-- Start Document text --
Welcome to ARC’s documentation!

Documentation¶

Contents:

AutoLinker¶

class arc.autolinker.AutoLinker(spark=None, catalog=None, schema=None, experiment_name=None, training_columns=None, deterministic_columns=None)¶

Class to create object arc for automated data linking.

Parameters

spark (str) – Spark instance used
catalog (str) – Unity Catalog name, if used, for intermediate tables
schema (str) – Schema/database name for intermediate tables
experiment_name (str) – Location or simply name of the MLflow experiment for storing trial run results
training_columns (list) – Valid list of columns (or column names separated by ‘&’ for AND combinations) of columns to be fixed during EM training
deterministic_columns (list) – Valid list of columns (or column names separated by ‘&’ for AND combinations) of columns to be used for prior estimation

Return type

None

Basic usage:

>>> arc = AutoLinker(
...   catalog="splink_catalog",                # catalog name
...   schema="splink_schema",                  # schema to write results to
...   experiment_name="autosplink_experiment"  # MLflow experiment location
... )
-- End Document text --
-- Start Data lines --
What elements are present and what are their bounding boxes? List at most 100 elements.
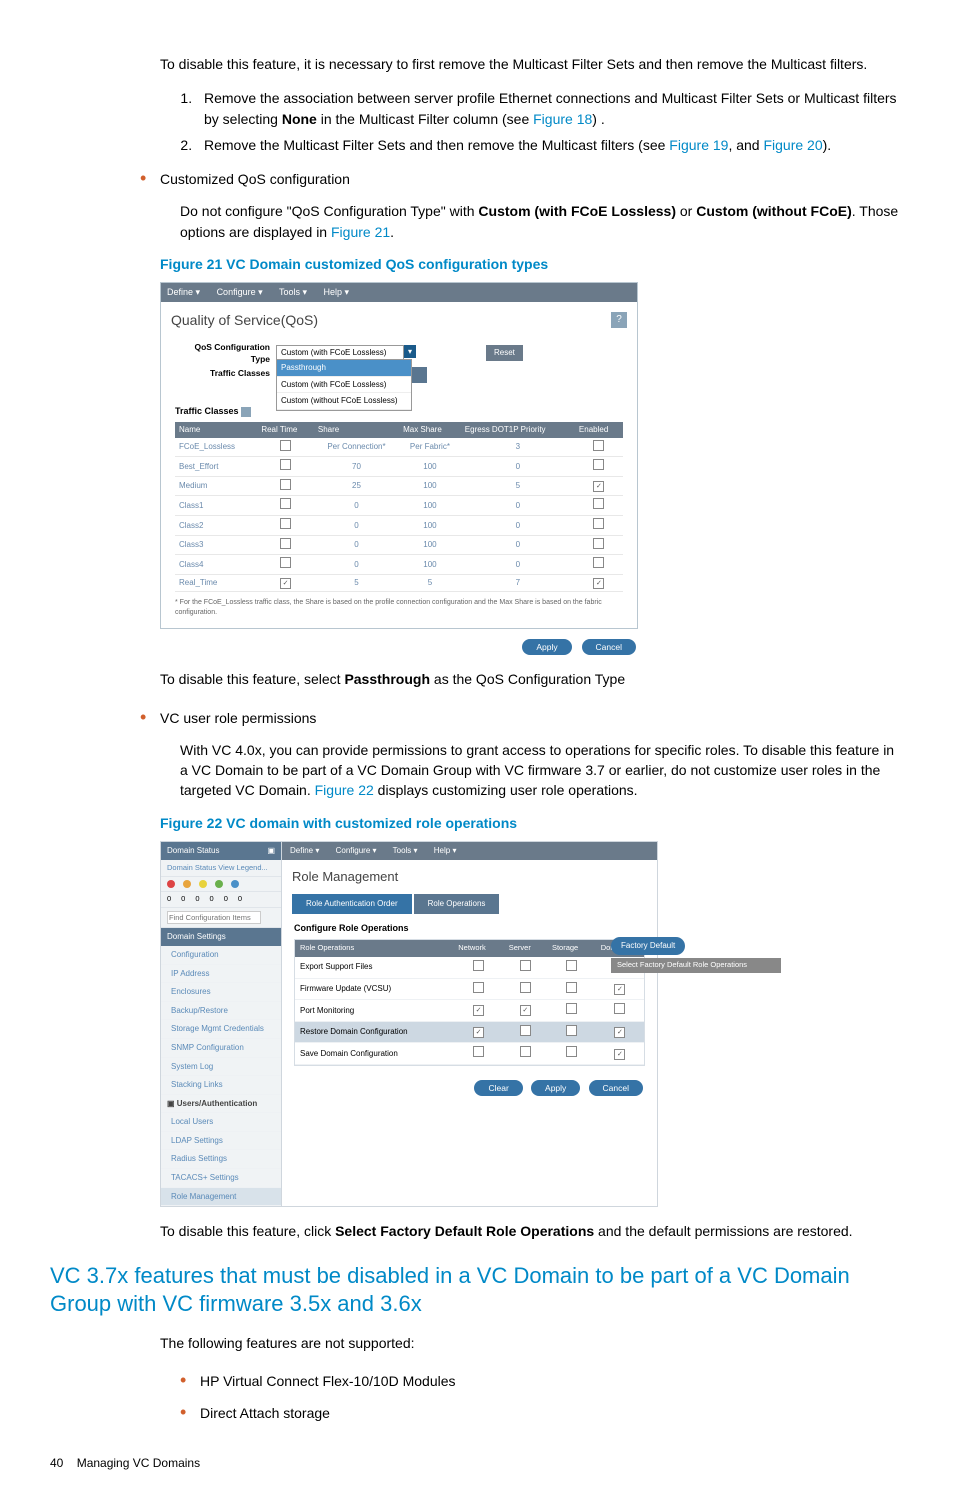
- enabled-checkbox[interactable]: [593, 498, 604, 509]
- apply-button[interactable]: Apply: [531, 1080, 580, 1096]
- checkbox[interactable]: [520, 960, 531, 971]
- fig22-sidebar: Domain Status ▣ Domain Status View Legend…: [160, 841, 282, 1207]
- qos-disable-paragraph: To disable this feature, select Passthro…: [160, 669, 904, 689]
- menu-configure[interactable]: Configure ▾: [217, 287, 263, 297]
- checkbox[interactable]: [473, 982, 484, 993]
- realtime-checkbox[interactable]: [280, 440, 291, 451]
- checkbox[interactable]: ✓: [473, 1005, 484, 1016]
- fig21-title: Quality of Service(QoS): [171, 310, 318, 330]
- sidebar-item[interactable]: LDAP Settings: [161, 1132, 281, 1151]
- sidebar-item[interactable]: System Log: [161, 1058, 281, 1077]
-- End Data lines --
■ Exercise requirements:
- 1) List every parameter name of the AutoLinker class given in the AutoLinker documentation.
- 2) Extend the AutoLinker documentation from the point where it stops.
These rows were gathered from a separate source.

■ Responses in order:
- 1) spark, catalog, schema, experiment_name, training_columns, deterministic_columns

- 2)
>>> arc.auto_link(
...   data=data,                               # dataset to dedupe
...   attribute_columns=["A", "B", "C", "D"],  # columns that contain attributes to compare
...   unique_id="id",                          # column name of the unique ID
...   comparison_size_limit=500000,            # Maximum number of pairs when blocking applied
...   max_evals=100                            # Maximum number of hyperopt trials to run
... )
>>> arc.best_linker.m_u_parameters_chart()     # use Splink functionality out-of-the-box

_calculate_dataset_entropy(data, attribute_columns, by_cluster=False, base=0)¶

Method to calculate the average entropy of each attribute column in a dataset. Uses the custom arc_entropy_agg function from ARC’s SQL built-ins to efficiently calculate entropy across all columns.

Returns a dictionary with keys as columns and values as entropy in the columns.

Parameters

data (pyspark.sql.dataframe.DataFrame) – input dataframe with row per record
column – (valid) name of column to calculate entropy on
by_cluster (bool) – if True, it will calculate the average entropy when the dataset is split by clusters.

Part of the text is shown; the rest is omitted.